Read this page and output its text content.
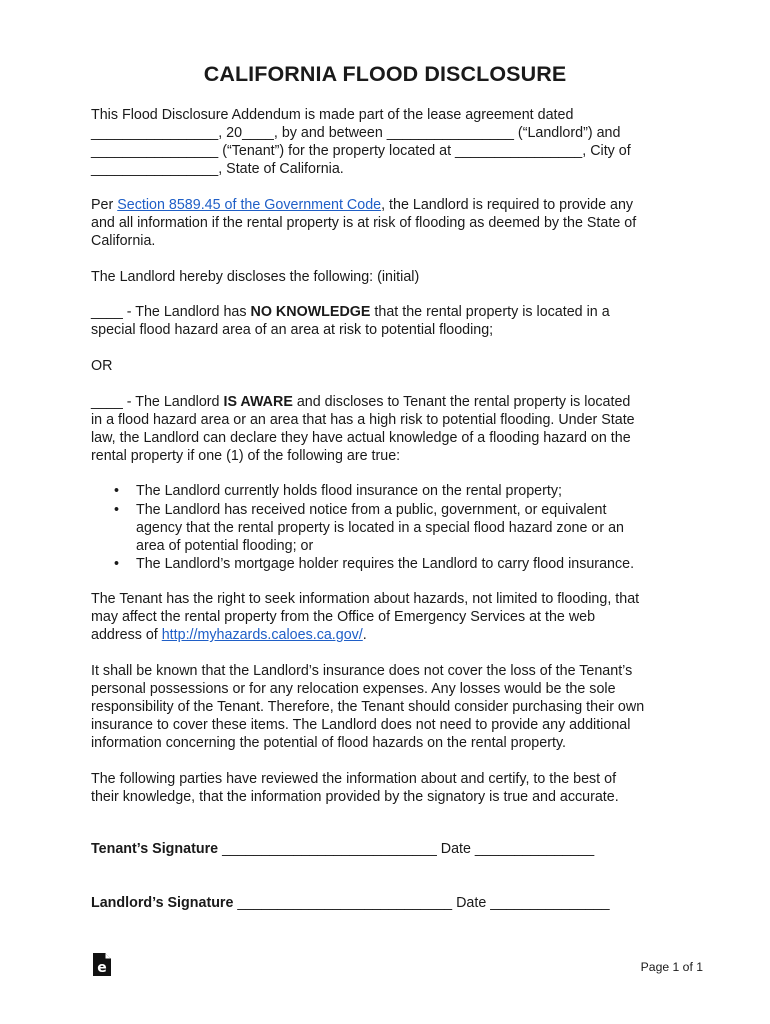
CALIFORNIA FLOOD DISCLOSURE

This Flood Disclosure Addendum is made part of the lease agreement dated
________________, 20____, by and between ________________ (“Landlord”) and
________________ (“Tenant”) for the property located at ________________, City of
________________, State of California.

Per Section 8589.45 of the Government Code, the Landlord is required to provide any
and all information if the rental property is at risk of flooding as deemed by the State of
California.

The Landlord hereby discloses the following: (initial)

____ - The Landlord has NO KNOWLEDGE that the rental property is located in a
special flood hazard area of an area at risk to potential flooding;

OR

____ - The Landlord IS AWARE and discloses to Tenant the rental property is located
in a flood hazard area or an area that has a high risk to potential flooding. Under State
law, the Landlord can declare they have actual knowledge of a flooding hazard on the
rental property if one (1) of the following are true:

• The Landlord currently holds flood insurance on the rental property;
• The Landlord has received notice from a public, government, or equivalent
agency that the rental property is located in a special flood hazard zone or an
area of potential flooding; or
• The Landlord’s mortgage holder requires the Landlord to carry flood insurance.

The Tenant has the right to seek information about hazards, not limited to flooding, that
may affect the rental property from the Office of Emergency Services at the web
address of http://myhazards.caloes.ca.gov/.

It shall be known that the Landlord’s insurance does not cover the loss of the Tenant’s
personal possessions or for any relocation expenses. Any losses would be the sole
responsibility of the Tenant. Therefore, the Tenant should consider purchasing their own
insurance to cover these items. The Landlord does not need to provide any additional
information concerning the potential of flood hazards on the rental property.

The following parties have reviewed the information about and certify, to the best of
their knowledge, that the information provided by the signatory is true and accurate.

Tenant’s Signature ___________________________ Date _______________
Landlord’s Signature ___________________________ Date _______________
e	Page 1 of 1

==================================================

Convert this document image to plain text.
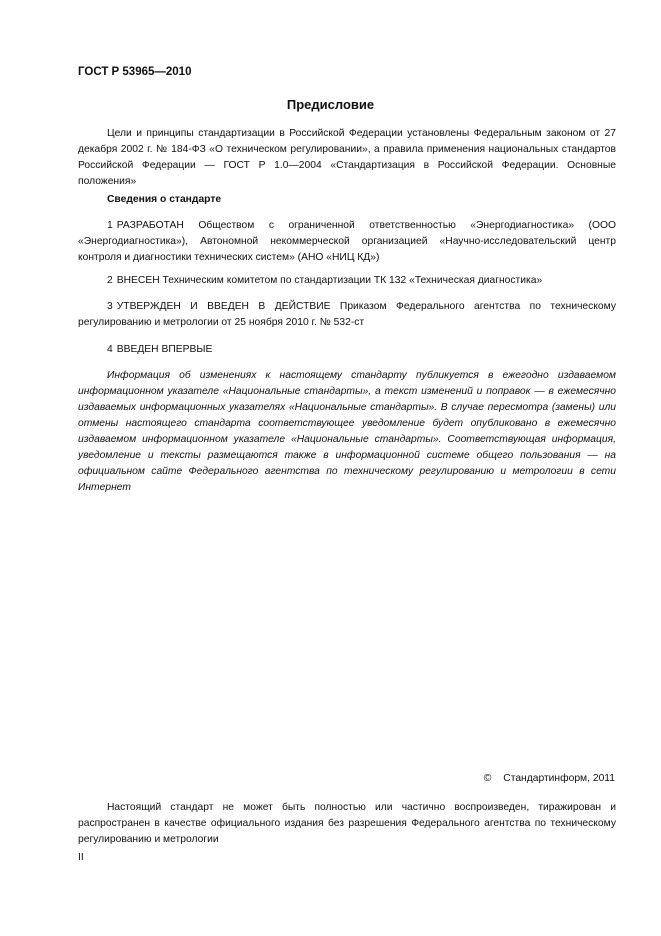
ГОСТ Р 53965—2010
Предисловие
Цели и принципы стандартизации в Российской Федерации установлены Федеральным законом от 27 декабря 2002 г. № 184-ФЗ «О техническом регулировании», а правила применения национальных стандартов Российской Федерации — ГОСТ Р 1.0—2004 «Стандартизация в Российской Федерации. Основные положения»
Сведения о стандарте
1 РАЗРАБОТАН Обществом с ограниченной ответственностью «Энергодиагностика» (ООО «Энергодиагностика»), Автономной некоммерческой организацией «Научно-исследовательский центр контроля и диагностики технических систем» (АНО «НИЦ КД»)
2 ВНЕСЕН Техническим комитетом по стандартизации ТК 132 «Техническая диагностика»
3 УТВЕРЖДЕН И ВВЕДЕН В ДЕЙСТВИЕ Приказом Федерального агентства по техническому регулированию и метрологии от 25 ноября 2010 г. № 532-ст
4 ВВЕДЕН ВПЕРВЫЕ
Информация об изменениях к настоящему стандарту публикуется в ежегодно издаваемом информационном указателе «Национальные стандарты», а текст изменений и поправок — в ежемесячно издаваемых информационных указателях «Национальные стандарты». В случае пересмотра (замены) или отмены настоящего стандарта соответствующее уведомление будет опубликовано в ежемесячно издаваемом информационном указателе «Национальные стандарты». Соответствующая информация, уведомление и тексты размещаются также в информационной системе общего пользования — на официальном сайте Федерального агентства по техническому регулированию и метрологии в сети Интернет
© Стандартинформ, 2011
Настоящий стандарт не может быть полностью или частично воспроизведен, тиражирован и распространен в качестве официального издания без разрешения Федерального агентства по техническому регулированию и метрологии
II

==================================================

Exercise objective
Lines from the records above that hold "ВВЕДЕН" are the ones to list.

Result of the task
3 УТВЕРЖДЕН И ВВЕДЕН В ДЕЙСТВИЕ Приказом Федерального агентства по техническому регулированию и метрологии от 25 ноября 2010 г. № 532-ст
4 ВВЕДЕН ВПЕРВЫЕ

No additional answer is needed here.